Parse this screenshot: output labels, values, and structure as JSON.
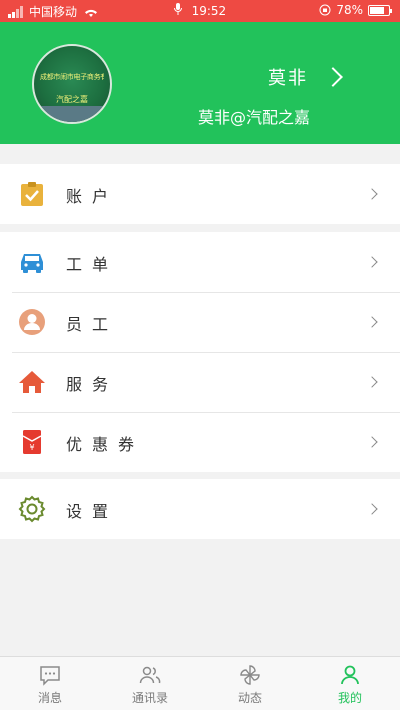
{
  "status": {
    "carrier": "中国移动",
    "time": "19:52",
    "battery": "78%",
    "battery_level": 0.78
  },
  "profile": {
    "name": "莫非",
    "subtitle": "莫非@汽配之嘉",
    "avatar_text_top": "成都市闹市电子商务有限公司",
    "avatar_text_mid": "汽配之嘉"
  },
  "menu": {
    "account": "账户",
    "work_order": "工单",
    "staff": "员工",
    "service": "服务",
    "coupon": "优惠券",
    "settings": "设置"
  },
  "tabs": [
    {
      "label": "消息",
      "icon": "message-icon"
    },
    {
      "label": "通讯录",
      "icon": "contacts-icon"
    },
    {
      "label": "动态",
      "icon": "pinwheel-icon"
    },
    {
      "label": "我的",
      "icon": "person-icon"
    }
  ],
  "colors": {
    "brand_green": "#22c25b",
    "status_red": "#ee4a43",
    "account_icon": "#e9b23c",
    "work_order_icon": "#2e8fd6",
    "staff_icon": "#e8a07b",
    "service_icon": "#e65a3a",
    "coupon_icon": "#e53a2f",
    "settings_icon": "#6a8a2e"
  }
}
...
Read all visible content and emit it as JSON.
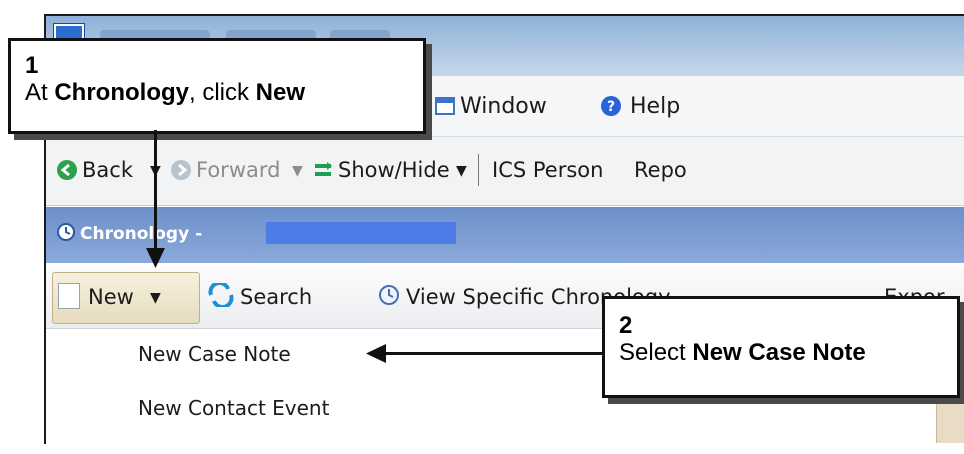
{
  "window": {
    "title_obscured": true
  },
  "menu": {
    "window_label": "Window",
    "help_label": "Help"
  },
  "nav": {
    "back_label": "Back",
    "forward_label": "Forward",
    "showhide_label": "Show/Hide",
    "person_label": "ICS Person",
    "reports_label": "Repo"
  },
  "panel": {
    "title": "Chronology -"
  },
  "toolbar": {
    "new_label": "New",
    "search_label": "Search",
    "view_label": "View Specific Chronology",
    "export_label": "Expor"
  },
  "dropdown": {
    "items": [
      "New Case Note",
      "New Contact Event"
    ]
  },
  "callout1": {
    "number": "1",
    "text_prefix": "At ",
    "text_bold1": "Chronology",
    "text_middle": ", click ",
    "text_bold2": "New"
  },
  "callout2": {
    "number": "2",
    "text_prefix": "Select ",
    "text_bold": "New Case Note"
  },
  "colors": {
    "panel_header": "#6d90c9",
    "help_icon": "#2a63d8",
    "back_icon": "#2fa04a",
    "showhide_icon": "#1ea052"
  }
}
==
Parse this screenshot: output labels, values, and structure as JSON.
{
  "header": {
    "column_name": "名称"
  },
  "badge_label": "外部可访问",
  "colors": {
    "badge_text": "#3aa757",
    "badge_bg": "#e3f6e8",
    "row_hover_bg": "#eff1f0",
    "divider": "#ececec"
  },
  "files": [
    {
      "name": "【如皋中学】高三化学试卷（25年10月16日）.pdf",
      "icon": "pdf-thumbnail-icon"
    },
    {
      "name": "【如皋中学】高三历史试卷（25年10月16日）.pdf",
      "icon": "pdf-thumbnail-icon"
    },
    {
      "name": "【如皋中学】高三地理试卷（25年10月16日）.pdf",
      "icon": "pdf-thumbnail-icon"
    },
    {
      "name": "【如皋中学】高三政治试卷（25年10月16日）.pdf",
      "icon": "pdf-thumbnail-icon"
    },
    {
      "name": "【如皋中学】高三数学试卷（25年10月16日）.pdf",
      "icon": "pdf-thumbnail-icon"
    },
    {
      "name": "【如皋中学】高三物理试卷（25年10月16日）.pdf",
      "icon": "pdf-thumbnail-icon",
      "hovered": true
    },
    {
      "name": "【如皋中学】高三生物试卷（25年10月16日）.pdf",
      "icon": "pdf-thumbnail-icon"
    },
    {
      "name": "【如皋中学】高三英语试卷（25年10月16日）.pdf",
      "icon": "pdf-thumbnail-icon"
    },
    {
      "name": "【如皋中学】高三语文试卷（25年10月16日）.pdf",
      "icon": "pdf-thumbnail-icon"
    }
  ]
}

Direction → In the records above, locate each line with the word "Note". Copy all such lines.

Final result →
      "New Case Note",
    "text_bold": "New Case Note"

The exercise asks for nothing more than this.